--- start ---
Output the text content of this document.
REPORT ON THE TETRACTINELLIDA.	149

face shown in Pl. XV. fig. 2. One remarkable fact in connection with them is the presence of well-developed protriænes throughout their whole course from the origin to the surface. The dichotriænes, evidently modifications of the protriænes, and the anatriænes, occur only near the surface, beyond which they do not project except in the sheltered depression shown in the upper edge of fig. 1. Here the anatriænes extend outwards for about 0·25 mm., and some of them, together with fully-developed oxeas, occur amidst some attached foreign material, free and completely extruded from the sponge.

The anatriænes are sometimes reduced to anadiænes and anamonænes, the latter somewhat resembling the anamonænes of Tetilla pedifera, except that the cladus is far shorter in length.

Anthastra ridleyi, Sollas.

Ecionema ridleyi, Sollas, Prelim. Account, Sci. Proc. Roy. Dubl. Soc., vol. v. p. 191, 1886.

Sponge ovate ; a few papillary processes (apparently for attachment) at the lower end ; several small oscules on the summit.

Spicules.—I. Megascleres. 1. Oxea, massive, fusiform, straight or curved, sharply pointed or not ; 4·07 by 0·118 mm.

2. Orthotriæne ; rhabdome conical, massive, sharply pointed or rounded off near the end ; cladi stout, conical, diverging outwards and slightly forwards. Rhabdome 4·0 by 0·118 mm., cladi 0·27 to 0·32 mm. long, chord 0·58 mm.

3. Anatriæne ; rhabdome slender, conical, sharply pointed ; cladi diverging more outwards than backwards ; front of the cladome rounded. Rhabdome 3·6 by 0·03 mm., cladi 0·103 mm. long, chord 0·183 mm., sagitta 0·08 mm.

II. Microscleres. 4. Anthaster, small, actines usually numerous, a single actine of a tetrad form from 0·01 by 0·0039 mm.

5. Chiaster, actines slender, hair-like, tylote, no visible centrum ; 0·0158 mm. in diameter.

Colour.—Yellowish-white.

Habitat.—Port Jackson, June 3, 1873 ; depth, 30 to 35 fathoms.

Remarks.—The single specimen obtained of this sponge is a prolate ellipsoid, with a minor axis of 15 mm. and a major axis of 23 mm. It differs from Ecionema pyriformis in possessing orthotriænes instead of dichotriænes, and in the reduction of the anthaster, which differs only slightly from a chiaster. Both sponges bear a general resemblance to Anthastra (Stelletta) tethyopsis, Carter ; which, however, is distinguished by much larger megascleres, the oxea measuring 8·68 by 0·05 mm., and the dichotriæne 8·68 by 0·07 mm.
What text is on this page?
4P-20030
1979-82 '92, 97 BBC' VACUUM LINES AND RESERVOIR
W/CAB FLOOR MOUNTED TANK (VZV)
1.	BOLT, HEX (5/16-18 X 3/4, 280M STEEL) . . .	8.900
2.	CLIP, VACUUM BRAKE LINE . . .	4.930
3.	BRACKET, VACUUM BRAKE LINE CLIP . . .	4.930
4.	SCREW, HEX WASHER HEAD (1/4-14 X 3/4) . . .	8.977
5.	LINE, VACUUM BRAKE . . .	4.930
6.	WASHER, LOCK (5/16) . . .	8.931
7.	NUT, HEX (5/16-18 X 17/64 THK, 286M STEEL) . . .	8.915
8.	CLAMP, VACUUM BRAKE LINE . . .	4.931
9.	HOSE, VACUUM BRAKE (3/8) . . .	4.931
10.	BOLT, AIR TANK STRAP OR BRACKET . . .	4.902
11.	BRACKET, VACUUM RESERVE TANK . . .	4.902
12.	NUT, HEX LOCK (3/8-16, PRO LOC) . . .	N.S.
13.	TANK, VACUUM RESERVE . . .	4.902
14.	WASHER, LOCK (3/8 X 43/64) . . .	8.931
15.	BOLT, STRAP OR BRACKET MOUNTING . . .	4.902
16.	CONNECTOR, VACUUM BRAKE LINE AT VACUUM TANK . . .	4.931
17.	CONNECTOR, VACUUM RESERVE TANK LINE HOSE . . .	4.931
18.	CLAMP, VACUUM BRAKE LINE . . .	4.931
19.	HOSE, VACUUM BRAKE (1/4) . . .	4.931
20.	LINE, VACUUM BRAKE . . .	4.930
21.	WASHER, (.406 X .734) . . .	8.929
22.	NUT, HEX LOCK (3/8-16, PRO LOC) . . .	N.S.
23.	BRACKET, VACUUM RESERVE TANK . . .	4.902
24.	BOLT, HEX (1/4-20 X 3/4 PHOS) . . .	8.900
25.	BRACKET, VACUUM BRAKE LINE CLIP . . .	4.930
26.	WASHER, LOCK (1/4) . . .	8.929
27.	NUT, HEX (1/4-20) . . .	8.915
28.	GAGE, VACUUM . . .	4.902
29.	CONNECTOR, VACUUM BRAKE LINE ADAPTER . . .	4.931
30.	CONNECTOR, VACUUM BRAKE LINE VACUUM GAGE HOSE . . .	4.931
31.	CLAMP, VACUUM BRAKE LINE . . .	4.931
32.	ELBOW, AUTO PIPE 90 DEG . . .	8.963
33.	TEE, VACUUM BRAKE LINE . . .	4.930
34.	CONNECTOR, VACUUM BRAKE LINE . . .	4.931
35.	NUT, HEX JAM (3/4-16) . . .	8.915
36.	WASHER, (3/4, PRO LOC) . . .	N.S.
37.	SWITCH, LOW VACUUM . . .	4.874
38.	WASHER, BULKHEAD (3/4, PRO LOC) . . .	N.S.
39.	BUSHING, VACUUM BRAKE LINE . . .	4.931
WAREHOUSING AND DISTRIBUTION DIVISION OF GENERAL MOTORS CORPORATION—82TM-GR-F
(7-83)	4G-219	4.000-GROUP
--- end ---
## What to do
Reproduce every entry shown above, precisely as it stands.

## Expected output
Output the text content of this document.
REPORT ON THE TETRACTINELLIDA.	149

face shown in Pl. XV. fig. 2. One remarkable fact in connection with them is the presence of well-developed protriænes throughout their whole course from the origin to the surface. The dichotriænes, evidently modifications of the protriænes, and the anatriænes, occur only near the surface, beyond which they do not project except in the sheltered depression shown in the upper edge of fig. 1. Here the anatriænes extend outwards for about 0·25 mm., and some of them, together with fully-developed oxeas, occur amidst some attached foreign material, free and completely extruded from the sponge.

The anatriænes are sometimes reduced to anadiænes and anamonænes, the latter somewhat resembling the anamonænes of Tetilla pedifera, except that the cladus is far shorter in length.

Anthastra ridleyi, Sollas.

Ecionema ridleyi, Sollas, Prelim. Account, Sci. Proc. Roy. Dubl. Soc., vol. v. p. 191, 1886.

Sponge ovate ; a few papillary processes (apparently for attachment) at the lower end ; several small oscules on the summit.

Spicules.—I. Megascleres. 1. Oxea, massive, fusiform, straight or curved, sharply pointed or not ; 4·07 by 0·118 mm.

2. Orthotriæne ; rhabdome conical, massive, sharply pointed or rounded off near the end ; cladi stout, conical, diverging outwards and slightly forwards. Rhabdome 4·0 by 0·118 mm., cladi 0·27 to 0·32 mm. long, chord 0·58 mm.

3. Anatriæne ; rhabdome slender, conical, sharply pointed ; cladi diverging more outwards than backwards ; front of the cladome rounded. Rhabdome 3·6 by 0·03 mm., cladi 0·103 mm. long, chord 0·183 mm., sagitta 0·08 mm.

II. Microscleres. 4. Anthaster, small, actines usually numerous, a single actine of a tetrad form from 0·01 by 0·0039 mm.

5. Chiaster, actines slender, hair-like, tylote, no visible centrum ; 0·0158 mm. in diameter.

Colour.—Yellowish-white.

Habitat.—Port Jackson, June 3, 1873 ; depth, 30 to 35 fathoms.

Remarks.—The single specimen obtained of this sponge is a prolate ellipsoid, with a minor axis of 15 mm. and a major axis of 23 mm. It differs from Ecionema pyriformis in possessing orthotriænes instead of dichotriænes, and in the reduction of the anthaster, which differs only slightly from a chiaster. Both sponges bear a general resemblance to Anthastra (Stelletta) tethyopsis, Carter ; which, however, is distinguished by much larger megascleres, the oxea measuring 8·68 by 0·05 mm., and the dichotriæne 8·68 by 0·07 mm.
What text is on this page?
4P-20030
1979-82 '92, 97 BBC' VACUUM LINES AND RESERVOIR
W/CAB FLOOR MOUNTED TANK (VZV)
1.	BOLT, HEX (5/16-18 X 3/4, 280M STEEL) . . .	8.900
2.	CLIP, VACUUM BRAKE LINE . . .	4.930
3.	BRACKET, VACUUM BRAKE LINE CLIP . . .	4.930
4.	SCREW, HEX WASHER HEAD (1/4-14 X 3/4) . . .	8.977
5.	LINE, VACUUM BRAKE . . .	4.930
6.	WASHER, LOCK (5/16) . . .	8.931
7.	NUT, HEX (5/16-18 X 17/64 THK, 286M STEEL) . . .	8.915
8.	CLAMP, VACUUM BRAKE LINE . . .	4.931
9.	HOSE, VACUUM BRAKE (3/8) . . .	4.931
10.	BOLT, AIR TANK STRAP OR BRACKET . . .	4.902
11.	BRACKET, VACUUM RESERVE TANK . . .	4.902
12.	NUT, HEX LOCK (3/8-16, PRO LOC) . . .	N.S.
13.	TANK, VACUUM RESERVE . . .	4.902
14.	WASHER, LOCK (3/8 X 43/64) . . .	8.931
15.	BOLT, STRAP OR BRACKET MOUNTING . . .	4.902
16.	CONNECTOR, VACUUM BRAKE LINE AT VACUUM TANK . . .	4.931
17.	CONNECTOR, VACUUM RESERVE TANK LINE HOSE . . .	4.931
18.	CLAMP, VACUUM BRAKE LINE . . .	4.931
19.	HOSE, VACUUM BRAKE (1/4) . . .	4.931
20.	LINE, VACUUM BRAKE . . .	4.930
21.	WASHER, (.406 X .734) . . .	8.929
22.	NUT, HEX LOCK (3/8-16, PRO LOC) . . .	N.S.
23.	BRACKET, VACUUM RESERVE TANK . . .	4.902
24.	BOLT, HEX (1/4-20 X 3/4 PHOS) . . .	8.900
25.	BRACKET, VACUUM BRAKE LINE CLIP . . .	4.930
26.	WASHER, LOCK (1/4) . . .	8.929
27.	NUT, HEX (1/4-20) . . .	8.915
28.	GAGE, VACUUM . . .	4.902
29.	CONNECTOR, VACUUM BRAKE LINE ADAPTER . . .	4.931
30.	CONNECTOR, VACUUM BRAKE LINE VACUUM GAGE HOSE . . .	4.931
31.	CLAMP, VACUUM BRAKE LINE . . .	4.931
32.	ELBOW, AUTO PIPE 90 DEG . . .	8.963
33.	TEE, VACUUM BRAKE LINE . . .	4.930
34.	CONNECTOR, VACUUM BRAKE LINE . . .	4.931
35.	NUT, HEX JAM (3/4-16) . . .	8.915
36.	WASHER, (3/4, PRO LOC) . . .	N.S.
37.	SWITCH, LOW VACUUM . . .	4.874
38.	WASHER, BULKHEAD (3/4, PRO LOC) . . .	N.S.
39.	BUSHING, VACUUM BRAKE LINE . . .	4.931
WAREHOUSING AND DISTRIBUTION DIVISION OF GENERAL MOTORS CORPORATION—82TM-GR-F
(7-83)	4G-219	4.000-GROUP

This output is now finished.